## Do this
Go through the material and pull out every line with the string "from" in it.
====
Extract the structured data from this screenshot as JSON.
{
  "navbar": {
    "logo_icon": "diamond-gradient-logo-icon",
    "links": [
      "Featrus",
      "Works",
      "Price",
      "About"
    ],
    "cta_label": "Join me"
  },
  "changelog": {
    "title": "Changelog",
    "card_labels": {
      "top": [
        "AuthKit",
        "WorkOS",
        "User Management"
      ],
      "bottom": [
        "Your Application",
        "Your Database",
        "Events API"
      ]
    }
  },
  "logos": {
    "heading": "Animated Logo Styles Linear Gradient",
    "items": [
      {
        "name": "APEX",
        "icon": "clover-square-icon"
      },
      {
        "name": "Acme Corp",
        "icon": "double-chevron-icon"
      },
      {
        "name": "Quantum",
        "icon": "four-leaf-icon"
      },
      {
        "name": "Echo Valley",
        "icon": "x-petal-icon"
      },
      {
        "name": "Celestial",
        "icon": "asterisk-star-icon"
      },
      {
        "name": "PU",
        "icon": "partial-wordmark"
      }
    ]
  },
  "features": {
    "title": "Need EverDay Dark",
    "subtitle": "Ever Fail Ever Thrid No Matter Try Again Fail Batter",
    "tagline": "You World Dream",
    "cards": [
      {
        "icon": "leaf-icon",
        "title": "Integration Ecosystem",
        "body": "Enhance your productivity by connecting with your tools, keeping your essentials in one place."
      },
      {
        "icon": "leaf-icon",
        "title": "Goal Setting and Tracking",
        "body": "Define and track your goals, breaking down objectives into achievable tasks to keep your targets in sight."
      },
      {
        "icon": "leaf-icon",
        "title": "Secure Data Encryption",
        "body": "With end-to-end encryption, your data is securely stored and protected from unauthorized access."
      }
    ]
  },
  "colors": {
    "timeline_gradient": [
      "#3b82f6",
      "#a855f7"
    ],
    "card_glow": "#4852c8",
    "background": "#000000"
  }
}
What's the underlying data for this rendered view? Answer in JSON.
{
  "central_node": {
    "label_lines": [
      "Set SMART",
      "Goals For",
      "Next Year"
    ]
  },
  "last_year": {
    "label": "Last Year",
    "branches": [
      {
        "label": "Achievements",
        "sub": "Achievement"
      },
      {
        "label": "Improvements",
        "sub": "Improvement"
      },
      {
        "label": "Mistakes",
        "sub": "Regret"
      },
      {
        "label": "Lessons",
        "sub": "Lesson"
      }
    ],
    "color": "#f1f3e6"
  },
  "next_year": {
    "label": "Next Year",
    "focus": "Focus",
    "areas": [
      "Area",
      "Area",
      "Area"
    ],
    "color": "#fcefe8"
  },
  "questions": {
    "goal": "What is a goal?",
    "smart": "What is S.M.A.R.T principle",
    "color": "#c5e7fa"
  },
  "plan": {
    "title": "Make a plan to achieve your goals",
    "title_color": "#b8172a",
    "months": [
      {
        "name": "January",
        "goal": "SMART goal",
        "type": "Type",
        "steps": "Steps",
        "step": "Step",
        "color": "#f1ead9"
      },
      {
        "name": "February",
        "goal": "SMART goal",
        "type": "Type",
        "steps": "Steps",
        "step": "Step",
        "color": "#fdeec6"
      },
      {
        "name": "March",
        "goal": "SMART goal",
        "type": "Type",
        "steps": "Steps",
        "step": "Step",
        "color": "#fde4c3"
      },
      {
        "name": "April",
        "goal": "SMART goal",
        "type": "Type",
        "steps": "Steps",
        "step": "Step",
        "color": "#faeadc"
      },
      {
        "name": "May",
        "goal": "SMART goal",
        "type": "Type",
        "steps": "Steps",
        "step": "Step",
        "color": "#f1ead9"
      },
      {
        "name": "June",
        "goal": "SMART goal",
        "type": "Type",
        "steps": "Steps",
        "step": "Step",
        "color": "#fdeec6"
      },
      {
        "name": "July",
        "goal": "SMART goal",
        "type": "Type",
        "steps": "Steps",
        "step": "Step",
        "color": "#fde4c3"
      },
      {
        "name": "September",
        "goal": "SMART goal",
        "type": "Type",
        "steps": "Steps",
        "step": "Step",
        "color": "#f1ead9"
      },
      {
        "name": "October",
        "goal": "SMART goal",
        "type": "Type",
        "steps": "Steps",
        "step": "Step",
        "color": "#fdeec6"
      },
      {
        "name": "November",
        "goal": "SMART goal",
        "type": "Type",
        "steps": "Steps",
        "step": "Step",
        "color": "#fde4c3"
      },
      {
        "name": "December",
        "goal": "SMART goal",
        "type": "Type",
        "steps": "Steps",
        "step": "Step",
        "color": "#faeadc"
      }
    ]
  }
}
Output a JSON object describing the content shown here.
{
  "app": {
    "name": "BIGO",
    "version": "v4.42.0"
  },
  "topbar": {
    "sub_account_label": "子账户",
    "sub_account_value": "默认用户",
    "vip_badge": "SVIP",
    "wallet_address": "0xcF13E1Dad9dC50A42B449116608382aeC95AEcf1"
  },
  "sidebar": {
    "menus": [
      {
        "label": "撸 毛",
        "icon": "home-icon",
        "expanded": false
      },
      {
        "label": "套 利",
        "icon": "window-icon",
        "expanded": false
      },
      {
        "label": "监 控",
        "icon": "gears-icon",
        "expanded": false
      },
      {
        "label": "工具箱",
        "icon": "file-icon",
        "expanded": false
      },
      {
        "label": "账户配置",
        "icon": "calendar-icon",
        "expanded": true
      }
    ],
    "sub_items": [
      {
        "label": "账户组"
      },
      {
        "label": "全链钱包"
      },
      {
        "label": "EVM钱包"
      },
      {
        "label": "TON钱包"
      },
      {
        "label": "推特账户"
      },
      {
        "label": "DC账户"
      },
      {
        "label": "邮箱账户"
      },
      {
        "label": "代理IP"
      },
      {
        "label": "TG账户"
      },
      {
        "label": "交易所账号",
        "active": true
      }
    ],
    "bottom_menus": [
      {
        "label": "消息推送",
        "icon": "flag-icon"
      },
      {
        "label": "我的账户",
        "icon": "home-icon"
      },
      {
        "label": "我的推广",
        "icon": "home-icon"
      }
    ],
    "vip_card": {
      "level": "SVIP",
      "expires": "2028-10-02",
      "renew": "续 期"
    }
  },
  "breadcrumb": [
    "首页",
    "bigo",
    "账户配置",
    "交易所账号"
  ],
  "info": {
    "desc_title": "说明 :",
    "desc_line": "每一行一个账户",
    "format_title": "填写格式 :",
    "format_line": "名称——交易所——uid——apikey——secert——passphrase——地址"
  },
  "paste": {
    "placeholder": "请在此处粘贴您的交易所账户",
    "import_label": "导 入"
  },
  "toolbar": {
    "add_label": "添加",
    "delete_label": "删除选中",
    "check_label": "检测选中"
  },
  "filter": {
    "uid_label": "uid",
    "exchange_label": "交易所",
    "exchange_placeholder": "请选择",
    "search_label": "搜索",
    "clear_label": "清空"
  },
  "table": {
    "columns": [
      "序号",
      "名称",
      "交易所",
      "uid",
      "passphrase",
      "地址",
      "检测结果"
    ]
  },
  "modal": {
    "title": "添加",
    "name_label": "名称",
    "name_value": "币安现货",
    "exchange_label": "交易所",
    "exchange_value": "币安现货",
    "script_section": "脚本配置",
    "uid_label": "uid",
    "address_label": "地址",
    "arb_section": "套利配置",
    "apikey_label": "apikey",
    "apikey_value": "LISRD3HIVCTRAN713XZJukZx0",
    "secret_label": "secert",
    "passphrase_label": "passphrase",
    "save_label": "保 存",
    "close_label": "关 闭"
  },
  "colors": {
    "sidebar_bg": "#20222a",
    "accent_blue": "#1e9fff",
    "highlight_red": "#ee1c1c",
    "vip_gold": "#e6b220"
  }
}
====
## Result of this task
Extract the structured data from this screenshot as JSON.
        "body": "With end-to-end encryption, your data is securely stored and protected from unauthorized access."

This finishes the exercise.